## WORK ITEM
Copy the records exactly. Include every line.

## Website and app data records
◆ ◆ ◆ ◆ ◆ ◆ ◆

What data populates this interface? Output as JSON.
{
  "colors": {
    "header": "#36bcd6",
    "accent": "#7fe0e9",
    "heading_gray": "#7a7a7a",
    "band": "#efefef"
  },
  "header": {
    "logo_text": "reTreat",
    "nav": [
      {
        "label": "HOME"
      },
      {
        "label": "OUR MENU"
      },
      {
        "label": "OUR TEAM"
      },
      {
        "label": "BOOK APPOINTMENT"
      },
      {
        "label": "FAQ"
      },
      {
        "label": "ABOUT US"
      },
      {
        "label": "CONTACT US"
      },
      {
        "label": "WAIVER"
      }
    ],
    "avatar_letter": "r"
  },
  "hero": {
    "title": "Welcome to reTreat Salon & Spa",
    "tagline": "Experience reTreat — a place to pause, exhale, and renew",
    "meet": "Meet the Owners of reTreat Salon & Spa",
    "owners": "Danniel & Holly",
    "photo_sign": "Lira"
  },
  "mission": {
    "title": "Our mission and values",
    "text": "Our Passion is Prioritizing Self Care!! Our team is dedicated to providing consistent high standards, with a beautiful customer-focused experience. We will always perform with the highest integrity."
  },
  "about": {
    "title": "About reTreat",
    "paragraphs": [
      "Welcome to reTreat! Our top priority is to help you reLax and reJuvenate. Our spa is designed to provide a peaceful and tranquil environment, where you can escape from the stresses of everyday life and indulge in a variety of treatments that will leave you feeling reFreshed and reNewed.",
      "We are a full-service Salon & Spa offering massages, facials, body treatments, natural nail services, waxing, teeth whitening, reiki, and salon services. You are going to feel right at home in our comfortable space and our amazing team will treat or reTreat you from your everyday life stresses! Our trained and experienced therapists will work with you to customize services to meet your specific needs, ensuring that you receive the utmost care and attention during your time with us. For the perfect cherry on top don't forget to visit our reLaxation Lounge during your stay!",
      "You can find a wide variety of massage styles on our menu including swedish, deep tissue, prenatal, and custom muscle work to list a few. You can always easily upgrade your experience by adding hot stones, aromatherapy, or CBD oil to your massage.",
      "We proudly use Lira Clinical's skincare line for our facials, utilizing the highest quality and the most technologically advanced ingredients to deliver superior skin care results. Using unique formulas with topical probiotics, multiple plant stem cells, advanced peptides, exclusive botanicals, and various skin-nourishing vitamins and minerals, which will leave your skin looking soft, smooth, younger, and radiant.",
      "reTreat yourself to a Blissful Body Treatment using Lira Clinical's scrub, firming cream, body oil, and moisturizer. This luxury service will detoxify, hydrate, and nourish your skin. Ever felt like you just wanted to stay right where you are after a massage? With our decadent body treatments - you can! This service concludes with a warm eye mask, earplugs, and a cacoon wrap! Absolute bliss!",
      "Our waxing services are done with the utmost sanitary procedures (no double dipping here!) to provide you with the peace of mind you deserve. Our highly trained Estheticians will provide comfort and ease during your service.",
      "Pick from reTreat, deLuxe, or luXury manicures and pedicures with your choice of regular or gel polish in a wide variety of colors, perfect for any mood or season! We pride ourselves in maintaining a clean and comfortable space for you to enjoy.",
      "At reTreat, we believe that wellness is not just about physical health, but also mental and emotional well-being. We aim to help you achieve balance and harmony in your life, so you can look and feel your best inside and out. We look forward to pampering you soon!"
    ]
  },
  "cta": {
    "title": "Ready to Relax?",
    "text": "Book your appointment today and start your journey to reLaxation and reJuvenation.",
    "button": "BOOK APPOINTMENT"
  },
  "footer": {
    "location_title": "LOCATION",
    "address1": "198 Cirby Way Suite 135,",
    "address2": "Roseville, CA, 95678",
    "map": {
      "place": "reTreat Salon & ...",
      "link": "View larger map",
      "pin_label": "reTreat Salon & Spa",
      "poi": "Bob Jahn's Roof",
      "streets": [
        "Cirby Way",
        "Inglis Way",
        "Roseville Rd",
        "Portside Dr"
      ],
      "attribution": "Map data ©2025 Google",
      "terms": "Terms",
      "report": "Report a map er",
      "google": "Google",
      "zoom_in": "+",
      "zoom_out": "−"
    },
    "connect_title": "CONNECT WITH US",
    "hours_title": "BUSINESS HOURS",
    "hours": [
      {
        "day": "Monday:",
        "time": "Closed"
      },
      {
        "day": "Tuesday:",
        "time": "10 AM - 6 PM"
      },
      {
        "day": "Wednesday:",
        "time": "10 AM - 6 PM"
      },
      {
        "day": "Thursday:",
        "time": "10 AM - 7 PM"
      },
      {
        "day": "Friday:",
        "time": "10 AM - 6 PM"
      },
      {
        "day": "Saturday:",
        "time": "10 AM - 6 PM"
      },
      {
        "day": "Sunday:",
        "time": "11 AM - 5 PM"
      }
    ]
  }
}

◆ ◆ ◆ ◆ ◆ ◆ ◆

## THE ANSWER
What data populates this interface? Output as JSON.
{
  "colors": {
    "header": "#36bcd6",
    "accent": "#7fe0e9",
    "heading_gray": "#7a7a7a",
    "band": "#efefef"
  },
  "header": {
    "logo_text": "reTreat",
    "nav": [
      {
        "label": "HOME"
      },
      {
        "label": "OUR MENU"
      },
      {
        "label": "OUR TEAM"
      },
      {
        "label": "BOOK APPOINTMENT"
      },
      {
        "label": "FAQ"
      },
      {
        "label": "ABOUT US"
      },
      {
        "label": "CONTACT US"
      },
      {
        "label": "WAIVER"
      }
    ],
    "avatar_letter": "r"
  },
  "hero": {
    "title": "Welcome to reTreat Salon & Spa",
    "tagline": "Experience reTreat — a place to pause, exhale, and renew",
    "meet": "Meet the Owners of reTreat Salon & Spa",
    "owners": "Danniel & Holly",
    "photo_sign": "Lira"
  },
  "mission": {
    "title": "Our mission and values",
    "text": "Our Passion is Prioritizing Self Care!! Our team is dedicated to providing consistent high standards, with a beautiful customer-focused experience. We will always perform with the highest integrity."
  },
  "about": {
    "title": "About reTreat",
    "paragraphs": [
      "Welcome to reTreat! Our top priority is to help you reLax and reJuvenate. Our spa is designed to provide a peaceful and tranquil environment, where you can escape from the stresses of everyday life and indulge in a variety of treatments that will leave you feeling reFreshed and reNewed.",
      "We are a full-service Salon & Spa offering massages, facials, body treatments, natural nail services, waxing, teeth whitening, reiki, and salon services. You are going to feel right at home in our comfortable space and our amazing team will treat or reTreat you from your everyday life stresses! Our trained and experienced therapists will work with you to customize services to meet your specific needs, ensuring that you receive the utmost care and attention during your time with us. For the perfect cherry on top don't forget to visit our reLaxation Lounge during your stay!",
      "You can find a wide variety of massage styles on our menu including swedish, deep tissue, prenatal, and custom muscle work to list a few. You can always easily upgrade your experience by adding hot stones, aromatherapy, or CBD oil to your massage.",
      "We proudly use Lira Clinical's skincare line for our facials, utilizing the highest quality and the most technologically advanced ingredients to deliver superior skin care results. Using unique formulas with topical probiotics, multiple plant stem cells, advanced peptides, exclusive botanicals, and various skin-nourishing vitamins and minerals, which will leave your skin looking soft, smooth, younger, and radiant.",
      "reTreat yourself to a Blissful Body Treatment using Lira Clinical's scrub, firming cream, body oil, and moisturizer. This luxury service will detoxify, hydrate, and nourish your skin. Ever felt like you just wanted to stay right where you are after a massage? With our decadent body treatments - you can! This service concludes with a warm eye mask, earplugs, and a cacoon wrap! Absolute bliss!",
      "Our waxing services are done with the utmost sanitary procedures (no double dipping here!) to provide you with the peace of mind you deserve. Our highly trained Estheticians will provide comfort and ease during your service.",
      "Pick from reTreat, deLuxe, or luXury manicures and pedicures with your choice of regular or gel polish in a wide variety of colors, perfect for any mood or season! We pride ourselves in maintaining a clean and comfortable space for you to enjoy.",
      "At reTreat, we believe that wellness is not just about physical health, but also mental and emotional well-being. We aim to help you achieve balance and harmony in your life, so you can look and feel your best inside and out. We look forward to pampering you soon!"
    ]
  },
  "cta": {
    "title": "Ready to Relax?",
    "text": "Book your appointment today and start your journey to reLaxation and reJuvenation.",
    "button": "BOOK APPOINTMENT"
  },
  "footer": {
    "location_title": "LOCATION",
    "address1": "198 Cirby Way Suite 135,",
    "address2": "Roseville, CA, 95678",
    "map": {
      "place": "reTreat Salon & ...",
      "link": "View larger map",
      "pin_label": "reTreat Salon & Spa",
      "poi": "Bob Jahn's Roof",
      "streets": [
        "Cirby Way",
        "Inglis Way",
        "Roseville Rd",
        "Portside Dr"
      ],
      "attribution": "Map data ©2025 Google",
      "terms": "Terms",
      "report": "Report a map er",
      "google": "Google",
      "zoom_in": "+",
      "zoom_out": "−"
    },
    "connect_title": "CONNECT WITH US",
    "hours_title": "BUSINESS HOURS",
    "hours": [
      {
        "day": "Monday:",
        "time": "Closed"
      },
      {
        "day": "Tuesday:",
        "time": "10 AM - 6 PM"
      },
      {
        "day": "Wednesday:",
        "time": "10 AM - 6 PM"
      },
      {
        "day": "Thursday:",
        "time": "10 AM - 7 PM"
      },
      {
        "day": "Friday:",
        "time": "10 AM - 6 PM"
      },
      {
        "day": "Saturday:",
        "time": "10 AM - 6 PM"
      },
      {
        "day": "Sunday:",
        "time": "11 AM - 5 PM"
      }
    ]
  }
}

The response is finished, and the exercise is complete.